Show every line where "color" occurs.
—————
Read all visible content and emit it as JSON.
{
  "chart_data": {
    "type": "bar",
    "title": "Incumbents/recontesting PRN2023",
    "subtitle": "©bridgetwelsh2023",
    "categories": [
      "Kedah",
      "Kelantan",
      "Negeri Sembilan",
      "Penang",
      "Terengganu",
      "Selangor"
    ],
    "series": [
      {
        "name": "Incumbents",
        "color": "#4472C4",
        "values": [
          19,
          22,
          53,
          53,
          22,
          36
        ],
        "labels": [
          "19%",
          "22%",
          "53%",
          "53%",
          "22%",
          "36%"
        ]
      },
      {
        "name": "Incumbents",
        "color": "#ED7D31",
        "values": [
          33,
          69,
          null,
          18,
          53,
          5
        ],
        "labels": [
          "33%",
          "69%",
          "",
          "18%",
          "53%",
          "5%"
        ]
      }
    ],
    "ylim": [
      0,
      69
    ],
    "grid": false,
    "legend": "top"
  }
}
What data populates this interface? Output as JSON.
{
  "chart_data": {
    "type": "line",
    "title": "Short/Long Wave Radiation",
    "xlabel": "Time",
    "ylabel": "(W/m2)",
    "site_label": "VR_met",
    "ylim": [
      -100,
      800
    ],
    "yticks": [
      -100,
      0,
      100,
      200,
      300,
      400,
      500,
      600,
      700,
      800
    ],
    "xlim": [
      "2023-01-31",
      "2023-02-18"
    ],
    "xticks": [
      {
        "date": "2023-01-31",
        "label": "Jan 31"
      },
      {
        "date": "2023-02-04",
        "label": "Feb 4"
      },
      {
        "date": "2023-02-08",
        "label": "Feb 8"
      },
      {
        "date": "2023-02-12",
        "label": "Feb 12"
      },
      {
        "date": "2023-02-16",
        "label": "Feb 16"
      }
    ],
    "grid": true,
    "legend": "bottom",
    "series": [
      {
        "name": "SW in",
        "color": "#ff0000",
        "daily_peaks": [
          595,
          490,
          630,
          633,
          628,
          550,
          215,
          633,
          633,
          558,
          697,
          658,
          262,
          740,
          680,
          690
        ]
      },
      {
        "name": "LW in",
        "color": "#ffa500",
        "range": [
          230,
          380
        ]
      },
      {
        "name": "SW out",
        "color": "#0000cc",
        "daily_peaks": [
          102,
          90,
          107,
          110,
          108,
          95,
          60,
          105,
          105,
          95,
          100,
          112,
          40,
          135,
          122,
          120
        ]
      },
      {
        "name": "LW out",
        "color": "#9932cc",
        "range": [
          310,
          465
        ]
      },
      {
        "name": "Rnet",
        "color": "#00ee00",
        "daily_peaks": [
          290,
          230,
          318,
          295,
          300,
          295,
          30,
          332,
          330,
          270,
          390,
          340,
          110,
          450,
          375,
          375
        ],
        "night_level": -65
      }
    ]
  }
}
—————
__SOLUTION FOR THIS PROBLEM__.
        "color": "#4472C4",
        "color": "#ED7D31",
        "color": "#ff0000",
        "color": "#ffa500",
        "color": "#0000cc",
        "color": "#9932cc",
        "color": "#00ee00",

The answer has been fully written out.